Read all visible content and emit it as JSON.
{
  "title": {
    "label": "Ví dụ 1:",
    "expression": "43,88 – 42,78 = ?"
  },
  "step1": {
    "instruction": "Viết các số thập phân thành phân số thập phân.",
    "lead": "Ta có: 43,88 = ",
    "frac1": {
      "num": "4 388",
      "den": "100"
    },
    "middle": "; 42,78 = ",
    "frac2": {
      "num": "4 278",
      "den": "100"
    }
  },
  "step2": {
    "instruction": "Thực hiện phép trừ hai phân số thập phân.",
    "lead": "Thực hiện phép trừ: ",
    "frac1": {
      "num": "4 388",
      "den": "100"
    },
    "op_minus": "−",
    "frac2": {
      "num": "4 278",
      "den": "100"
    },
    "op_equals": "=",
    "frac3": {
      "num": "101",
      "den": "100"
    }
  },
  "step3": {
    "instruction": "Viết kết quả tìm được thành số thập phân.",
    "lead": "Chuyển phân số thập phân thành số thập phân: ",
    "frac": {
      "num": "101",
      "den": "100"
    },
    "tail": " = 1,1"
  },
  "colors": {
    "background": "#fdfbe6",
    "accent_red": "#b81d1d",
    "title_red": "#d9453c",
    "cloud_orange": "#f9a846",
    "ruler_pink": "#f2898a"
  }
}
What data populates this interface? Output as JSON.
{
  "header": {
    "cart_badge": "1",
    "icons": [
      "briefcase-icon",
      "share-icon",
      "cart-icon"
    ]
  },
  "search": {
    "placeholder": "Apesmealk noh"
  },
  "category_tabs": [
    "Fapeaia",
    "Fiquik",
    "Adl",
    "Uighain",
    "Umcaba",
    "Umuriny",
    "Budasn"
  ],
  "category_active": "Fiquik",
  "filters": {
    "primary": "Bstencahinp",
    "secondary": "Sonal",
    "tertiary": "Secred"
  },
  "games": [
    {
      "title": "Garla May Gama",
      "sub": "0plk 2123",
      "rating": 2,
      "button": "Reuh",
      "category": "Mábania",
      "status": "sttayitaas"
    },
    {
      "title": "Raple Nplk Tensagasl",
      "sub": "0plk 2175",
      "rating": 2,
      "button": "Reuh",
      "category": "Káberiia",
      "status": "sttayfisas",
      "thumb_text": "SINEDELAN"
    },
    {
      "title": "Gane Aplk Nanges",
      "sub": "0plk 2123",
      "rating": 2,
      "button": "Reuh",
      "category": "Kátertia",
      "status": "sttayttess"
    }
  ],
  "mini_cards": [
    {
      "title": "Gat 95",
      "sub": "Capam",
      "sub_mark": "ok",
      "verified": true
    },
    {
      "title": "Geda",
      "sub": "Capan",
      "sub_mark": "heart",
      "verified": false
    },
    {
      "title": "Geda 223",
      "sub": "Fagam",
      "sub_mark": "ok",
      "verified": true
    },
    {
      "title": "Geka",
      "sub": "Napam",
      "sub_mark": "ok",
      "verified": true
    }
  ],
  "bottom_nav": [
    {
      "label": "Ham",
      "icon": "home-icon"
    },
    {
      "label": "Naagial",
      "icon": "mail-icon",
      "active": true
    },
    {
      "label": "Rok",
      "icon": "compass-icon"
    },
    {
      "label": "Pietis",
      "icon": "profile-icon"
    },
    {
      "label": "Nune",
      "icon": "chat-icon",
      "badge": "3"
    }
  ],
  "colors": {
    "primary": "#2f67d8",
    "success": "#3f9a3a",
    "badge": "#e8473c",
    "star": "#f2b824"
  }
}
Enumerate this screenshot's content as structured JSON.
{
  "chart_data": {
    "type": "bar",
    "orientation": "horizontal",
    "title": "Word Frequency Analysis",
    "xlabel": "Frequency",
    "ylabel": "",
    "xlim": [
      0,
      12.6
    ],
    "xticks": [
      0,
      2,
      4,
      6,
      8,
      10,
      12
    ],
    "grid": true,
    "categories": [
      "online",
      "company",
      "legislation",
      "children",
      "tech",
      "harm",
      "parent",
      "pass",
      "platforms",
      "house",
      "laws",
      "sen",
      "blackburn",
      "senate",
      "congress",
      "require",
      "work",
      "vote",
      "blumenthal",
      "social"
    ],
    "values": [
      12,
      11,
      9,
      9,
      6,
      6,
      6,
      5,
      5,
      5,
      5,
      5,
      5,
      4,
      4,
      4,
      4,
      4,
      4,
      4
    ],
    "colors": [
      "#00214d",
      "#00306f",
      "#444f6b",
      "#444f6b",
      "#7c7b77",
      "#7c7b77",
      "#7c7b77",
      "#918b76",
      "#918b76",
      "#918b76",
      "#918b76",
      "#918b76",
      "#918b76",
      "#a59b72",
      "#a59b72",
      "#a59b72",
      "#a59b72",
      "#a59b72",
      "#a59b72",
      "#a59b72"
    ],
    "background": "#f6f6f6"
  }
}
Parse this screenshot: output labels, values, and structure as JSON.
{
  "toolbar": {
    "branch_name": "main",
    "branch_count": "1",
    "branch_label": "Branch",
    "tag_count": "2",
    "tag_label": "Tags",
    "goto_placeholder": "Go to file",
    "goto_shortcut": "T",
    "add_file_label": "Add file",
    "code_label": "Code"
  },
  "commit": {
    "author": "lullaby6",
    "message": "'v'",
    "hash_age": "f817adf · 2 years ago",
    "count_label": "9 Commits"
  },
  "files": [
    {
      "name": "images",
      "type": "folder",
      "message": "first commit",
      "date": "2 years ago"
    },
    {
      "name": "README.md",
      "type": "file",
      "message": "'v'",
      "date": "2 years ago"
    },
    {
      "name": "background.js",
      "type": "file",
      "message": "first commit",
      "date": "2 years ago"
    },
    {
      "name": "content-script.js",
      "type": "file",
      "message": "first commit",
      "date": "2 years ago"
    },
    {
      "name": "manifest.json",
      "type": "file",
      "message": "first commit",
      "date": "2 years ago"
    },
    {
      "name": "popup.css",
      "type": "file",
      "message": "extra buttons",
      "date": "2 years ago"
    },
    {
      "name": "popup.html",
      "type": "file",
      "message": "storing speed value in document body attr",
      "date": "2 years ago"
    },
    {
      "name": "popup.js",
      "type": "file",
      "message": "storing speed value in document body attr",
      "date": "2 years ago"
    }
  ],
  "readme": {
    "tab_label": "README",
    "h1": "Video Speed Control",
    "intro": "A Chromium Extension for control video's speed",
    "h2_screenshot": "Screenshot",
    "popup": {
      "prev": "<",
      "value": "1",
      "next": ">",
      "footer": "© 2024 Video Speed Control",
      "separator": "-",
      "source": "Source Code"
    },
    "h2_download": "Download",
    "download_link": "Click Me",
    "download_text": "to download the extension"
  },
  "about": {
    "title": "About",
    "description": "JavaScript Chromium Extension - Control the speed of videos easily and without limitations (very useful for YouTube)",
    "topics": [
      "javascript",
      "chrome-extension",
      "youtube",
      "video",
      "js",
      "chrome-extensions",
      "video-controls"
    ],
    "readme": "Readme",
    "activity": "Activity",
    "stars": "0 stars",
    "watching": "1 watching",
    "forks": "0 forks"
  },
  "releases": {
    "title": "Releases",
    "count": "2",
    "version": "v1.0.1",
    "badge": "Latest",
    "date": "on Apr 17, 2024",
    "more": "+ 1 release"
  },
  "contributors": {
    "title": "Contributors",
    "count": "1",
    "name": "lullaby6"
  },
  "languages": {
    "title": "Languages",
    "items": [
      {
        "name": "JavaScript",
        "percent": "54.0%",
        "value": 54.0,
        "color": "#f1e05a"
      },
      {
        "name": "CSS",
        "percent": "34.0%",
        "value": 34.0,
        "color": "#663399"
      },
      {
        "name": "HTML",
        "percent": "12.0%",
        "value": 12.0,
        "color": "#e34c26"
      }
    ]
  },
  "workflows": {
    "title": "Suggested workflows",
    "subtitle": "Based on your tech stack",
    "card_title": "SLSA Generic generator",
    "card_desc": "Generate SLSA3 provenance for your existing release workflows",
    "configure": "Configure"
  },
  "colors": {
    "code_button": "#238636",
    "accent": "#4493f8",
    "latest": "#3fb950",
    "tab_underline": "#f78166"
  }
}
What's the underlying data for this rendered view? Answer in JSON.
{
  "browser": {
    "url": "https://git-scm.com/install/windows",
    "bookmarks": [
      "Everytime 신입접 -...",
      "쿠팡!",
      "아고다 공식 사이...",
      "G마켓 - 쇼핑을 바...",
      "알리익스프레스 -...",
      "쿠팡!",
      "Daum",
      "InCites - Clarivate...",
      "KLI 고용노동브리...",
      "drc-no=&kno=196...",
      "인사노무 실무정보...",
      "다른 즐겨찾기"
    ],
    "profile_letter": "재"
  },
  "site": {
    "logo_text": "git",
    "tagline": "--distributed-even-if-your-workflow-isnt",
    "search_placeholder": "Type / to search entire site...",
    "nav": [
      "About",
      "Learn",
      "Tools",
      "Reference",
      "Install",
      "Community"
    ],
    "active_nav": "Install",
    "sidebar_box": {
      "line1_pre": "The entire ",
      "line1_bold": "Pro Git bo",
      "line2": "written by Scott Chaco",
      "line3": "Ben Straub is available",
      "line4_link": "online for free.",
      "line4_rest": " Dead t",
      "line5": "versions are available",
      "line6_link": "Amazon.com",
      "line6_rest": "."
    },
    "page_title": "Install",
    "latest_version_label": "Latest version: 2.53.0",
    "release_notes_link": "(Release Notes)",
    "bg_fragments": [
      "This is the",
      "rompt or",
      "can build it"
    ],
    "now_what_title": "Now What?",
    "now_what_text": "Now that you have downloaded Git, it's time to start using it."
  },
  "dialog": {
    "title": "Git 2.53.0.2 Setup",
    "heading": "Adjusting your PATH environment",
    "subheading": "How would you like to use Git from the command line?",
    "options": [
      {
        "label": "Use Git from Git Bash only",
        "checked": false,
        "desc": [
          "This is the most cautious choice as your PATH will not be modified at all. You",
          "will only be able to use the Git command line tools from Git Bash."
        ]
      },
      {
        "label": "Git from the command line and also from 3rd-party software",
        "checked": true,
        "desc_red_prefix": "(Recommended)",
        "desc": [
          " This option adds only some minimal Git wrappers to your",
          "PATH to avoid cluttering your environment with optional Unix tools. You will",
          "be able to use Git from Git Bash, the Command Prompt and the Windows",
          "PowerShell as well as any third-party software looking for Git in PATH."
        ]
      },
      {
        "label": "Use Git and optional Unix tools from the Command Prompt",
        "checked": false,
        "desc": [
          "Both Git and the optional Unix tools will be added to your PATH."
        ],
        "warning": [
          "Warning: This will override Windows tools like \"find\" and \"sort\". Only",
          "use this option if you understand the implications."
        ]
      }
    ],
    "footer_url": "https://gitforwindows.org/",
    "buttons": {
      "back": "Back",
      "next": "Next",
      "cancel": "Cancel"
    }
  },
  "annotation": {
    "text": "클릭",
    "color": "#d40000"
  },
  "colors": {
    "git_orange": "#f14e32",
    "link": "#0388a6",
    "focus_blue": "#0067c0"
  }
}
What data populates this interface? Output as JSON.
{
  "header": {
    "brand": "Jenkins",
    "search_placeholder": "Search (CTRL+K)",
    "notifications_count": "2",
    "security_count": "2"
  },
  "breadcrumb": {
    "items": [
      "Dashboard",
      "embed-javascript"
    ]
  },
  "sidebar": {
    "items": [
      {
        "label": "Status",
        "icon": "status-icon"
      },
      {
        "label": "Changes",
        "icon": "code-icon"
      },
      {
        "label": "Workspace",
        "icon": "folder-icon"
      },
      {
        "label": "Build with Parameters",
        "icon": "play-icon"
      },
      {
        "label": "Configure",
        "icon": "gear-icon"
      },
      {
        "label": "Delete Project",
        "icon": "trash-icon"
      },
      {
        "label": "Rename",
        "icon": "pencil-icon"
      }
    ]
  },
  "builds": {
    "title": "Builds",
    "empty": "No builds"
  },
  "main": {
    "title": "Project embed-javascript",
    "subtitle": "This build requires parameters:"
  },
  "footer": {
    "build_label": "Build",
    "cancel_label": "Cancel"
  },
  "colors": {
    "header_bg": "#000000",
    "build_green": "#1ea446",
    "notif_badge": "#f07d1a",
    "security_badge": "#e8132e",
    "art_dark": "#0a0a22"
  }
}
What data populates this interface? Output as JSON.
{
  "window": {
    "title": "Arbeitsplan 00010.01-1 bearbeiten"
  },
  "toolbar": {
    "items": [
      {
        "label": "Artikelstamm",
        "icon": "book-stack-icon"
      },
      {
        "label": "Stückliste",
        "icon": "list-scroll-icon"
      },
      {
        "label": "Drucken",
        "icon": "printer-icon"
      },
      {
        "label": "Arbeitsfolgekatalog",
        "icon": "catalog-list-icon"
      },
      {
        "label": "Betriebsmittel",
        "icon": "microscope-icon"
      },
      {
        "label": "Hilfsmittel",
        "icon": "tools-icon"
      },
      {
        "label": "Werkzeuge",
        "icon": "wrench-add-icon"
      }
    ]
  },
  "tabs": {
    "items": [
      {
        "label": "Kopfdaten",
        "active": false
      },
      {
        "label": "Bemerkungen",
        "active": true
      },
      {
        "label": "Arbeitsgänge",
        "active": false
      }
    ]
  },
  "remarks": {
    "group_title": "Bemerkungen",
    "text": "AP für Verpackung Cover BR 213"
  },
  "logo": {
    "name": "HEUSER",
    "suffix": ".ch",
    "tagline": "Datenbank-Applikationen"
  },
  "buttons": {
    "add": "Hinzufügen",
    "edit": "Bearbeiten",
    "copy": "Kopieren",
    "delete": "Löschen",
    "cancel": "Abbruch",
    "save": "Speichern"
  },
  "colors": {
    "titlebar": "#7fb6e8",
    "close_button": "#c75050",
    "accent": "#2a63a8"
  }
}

- **Task requirements**
Each line in the listing above that contains "site" should be copied.

- **Solved exercise**
  "site": {
    "search_placeholder": "Type / to search entire site...",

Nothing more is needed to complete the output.